Exercise description: Gather up the lines with the word "Bước" in them.

— START Data shown —

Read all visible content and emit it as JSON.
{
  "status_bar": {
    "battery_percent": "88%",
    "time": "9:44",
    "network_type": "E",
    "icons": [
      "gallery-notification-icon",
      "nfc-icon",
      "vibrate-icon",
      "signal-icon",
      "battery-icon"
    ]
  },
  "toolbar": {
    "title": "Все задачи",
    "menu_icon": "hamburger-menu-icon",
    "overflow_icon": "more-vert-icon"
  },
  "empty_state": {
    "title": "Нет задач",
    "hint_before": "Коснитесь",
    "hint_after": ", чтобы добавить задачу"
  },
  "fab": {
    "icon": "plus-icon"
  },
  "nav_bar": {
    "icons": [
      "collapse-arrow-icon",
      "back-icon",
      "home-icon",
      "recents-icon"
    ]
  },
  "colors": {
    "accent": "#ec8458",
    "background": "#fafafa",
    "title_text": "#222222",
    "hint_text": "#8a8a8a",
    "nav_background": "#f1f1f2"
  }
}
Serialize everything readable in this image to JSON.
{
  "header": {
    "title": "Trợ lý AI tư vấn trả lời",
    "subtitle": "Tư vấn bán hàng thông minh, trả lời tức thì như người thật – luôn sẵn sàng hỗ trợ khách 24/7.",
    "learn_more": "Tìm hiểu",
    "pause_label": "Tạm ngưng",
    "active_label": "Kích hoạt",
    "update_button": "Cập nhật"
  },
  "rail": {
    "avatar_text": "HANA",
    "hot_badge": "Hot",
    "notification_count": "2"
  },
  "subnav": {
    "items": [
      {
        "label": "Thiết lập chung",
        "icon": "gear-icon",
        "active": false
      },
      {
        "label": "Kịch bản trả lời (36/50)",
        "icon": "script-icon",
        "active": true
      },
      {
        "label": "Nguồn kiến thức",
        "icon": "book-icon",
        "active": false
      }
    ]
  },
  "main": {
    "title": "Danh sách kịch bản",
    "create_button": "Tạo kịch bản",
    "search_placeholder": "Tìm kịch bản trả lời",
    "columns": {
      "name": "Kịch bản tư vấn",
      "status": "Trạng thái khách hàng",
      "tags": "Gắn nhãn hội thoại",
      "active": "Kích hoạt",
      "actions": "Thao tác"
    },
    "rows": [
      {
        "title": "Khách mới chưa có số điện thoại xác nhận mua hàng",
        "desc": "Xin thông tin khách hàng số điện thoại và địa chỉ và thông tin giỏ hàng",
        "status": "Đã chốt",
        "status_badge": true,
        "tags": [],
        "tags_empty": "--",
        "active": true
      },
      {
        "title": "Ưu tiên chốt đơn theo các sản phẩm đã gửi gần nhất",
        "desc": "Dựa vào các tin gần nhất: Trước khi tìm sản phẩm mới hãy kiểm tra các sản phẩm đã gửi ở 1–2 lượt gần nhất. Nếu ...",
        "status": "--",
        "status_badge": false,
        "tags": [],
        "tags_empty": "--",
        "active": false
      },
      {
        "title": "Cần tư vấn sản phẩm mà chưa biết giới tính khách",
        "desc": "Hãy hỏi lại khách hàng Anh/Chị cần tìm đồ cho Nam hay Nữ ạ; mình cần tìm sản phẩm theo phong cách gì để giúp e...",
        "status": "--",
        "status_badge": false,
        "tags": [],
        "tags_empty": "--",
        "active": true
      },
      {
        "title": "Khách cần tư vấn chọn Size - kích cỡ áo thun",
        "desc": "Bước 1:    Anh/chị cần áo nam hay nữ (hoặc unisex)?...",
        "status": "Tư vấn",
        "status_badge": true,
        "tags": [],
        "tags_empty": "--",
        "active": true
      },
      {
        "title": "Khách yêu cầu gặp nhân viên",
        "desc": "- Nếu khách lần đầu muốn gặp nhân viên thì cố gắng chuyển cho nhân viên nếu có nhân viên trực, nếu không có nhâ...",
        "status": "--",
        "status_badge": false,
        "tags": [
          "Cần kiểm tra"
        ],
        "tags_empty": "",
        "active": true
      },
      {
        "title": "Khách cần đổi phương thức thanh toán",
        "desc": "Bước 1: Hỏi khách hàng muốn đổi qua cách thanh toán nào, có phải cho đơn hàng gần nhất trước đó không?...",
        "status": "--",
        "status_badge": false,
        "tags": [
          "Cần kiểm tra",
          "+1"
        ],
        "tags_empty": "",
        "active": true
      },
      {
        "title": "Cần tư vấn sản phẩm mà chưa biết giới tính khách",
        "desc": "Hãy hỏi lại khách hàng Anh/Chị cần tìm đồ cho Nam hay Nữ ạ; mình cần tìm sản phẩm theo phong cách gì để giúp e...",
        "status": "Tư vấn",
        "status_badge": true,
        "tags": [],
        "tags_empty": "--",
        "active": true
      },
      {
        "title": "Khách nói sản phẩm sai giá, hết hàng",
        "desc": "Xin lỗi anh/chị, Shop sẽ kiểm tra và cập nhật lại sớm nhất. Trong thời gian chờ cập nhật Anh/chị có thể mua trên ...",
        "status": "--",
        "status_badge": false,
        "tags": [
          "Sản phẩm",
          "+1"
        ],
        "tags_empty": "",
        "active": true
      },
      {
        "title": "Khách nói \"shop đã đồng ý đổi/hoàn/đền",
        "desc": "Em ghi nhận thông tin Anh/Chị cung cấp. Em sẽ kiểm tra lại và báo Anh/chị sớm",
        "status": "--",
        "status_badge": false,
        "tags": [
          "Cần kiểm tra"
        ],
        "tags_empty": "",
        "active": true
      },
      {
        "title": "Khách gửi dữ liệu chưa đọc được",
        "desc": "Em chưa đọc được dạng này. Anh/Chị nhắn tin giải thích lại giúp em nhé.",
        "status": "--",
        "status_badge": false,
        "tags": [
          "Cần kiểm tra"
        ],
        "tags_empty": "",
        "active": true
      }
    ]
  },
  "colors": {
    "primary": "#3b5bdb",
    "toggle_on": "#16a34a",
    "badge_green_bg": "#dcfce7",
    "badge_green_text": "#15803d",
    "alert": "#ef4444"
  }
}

— END Data shown —

Response:
        "desc": "Bước 1:    Anh/chị cần áo nam hay nữ (hoặc unisex)?...",
        "desc": "Bước 1: Hỏi khách hàng muốn đổi qua cách thanh toán nào, có phải cho đơn hàng gần nhất trước đó không?...",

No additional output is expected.